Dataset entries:
-.-.-

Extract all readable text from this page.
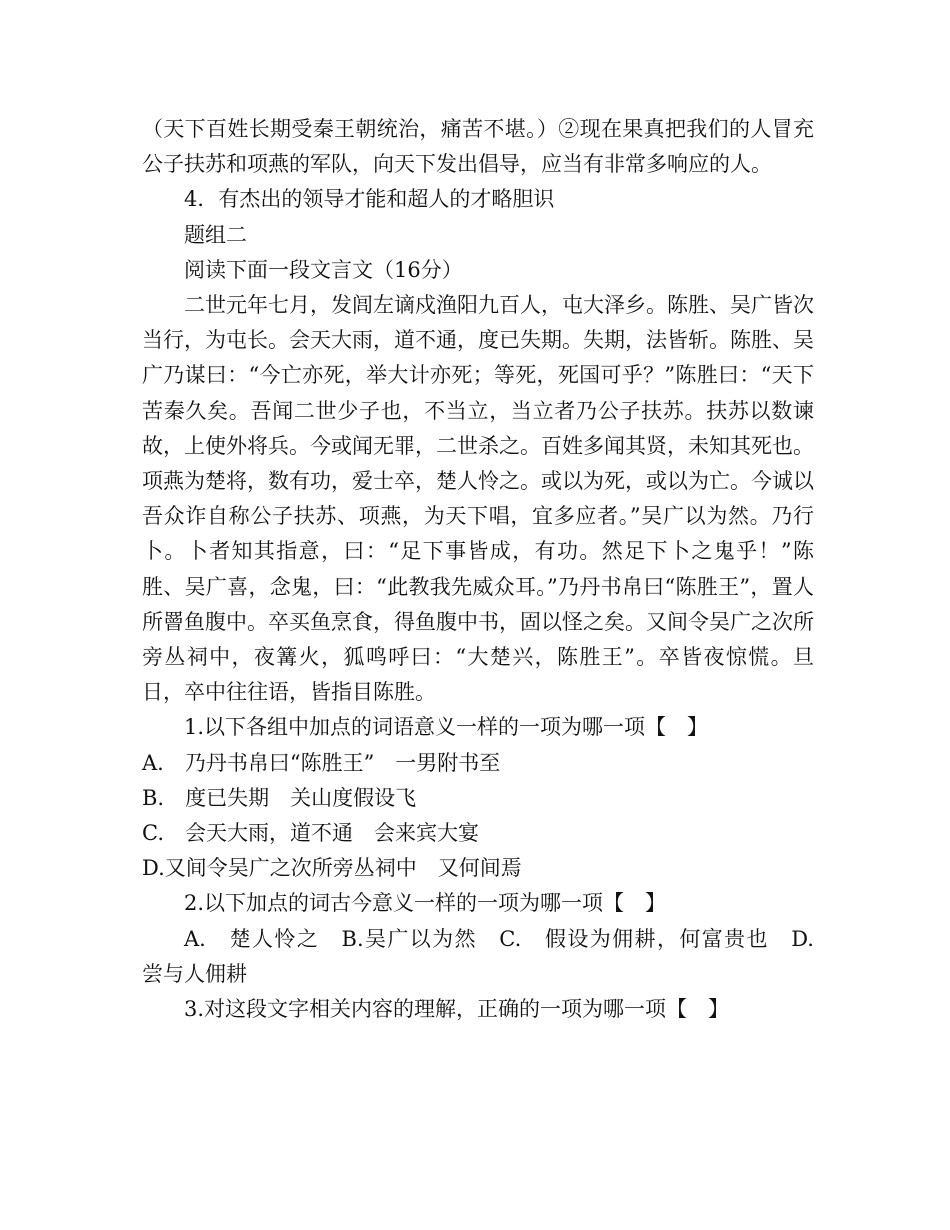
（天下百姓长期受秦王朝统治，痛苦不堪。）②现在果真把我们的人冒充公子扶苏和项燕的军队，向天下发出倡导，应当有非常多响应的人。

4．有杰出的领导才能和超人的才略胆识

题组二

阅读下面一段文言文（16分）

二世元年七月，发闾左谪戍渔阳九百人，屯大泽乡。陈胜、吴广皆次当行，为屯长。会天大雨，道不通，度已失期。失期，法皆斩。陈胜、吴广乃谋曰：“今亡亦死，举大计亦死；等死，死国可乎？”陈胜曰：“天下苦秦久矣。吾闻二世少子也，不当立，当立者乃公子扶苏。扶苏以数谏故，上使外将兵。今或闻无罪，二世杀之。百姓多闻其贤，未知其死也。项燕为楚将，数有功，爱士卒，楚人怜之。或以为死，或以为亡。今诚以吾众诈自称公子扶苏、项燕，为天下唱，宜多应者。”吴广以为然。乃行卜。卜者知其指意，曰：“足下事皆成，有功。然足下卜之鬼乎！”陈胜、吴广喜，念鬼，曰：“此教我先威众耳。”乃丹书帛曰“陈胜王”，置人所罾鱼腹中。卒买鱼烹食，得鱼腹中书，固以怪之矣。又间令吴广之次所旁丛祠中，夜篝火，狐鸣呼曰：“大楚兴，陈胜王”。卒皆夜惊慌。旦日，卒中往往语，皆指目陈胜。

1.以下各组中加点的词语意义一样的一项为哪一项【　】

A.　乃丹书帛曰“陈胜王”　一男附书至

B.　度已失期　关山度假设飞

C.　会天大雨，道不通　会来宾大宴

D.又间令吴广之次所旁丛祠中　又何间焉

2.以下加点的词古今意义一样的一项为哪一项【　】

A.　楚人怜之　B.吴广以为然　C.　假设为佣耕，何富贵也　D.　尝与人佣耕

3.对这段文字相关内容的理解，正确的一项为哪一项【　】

-.-.-

## WHAT IS BEING ASKED
Search the entries for the word "会天大雨", then gather every line that has it.

## FULL OUTPUT
二世元年七月，发闾左谪戍渔阳九百人，屯大泽乡。陈胜、吴广皆次当行，为屯长。会天大雨，道不通，度已失期。失期，法皆斩。陈胜、吴广乃谋曰：“今亡亦死，举大计亦死；等死，死国可乎？”陈胜曰：“天下苦秦久矣。吾闻二世少子也，不当立，当立者乃公子扶苏。扶苏以数谏故，上使外将兵。今或闻无罪，二世杀之。百姓多闻其贤，未知其死也。项燕为楚将，数有功，爱士卒，楚人怜之。或以为死，或以为亡。今诚以吾众诈自称公子扶苏、项燕，为天下唱，宜多应者。”吴广以为然。乃行卜。卜者知其指意，曰：“足下事皆成，有功。然足下卜之鬼乎！”陈胜、吴广喜，念鬼，曰：“此教我先威众耳。”乃丹书帛曰“陈胜王”，置人所罾鱼腹中。卒买鱼烹食，得鱼腹中书，固以怪之矣。又间令吴广之次所旁丛祠中，夜篝火，狐鸣呼曰：“大楚兴，陈胜王”。卒皆夜惊慌。旦日，卒中往往语，皆指目陈胜。
C.　会天大雨，道不通　会来宾大宴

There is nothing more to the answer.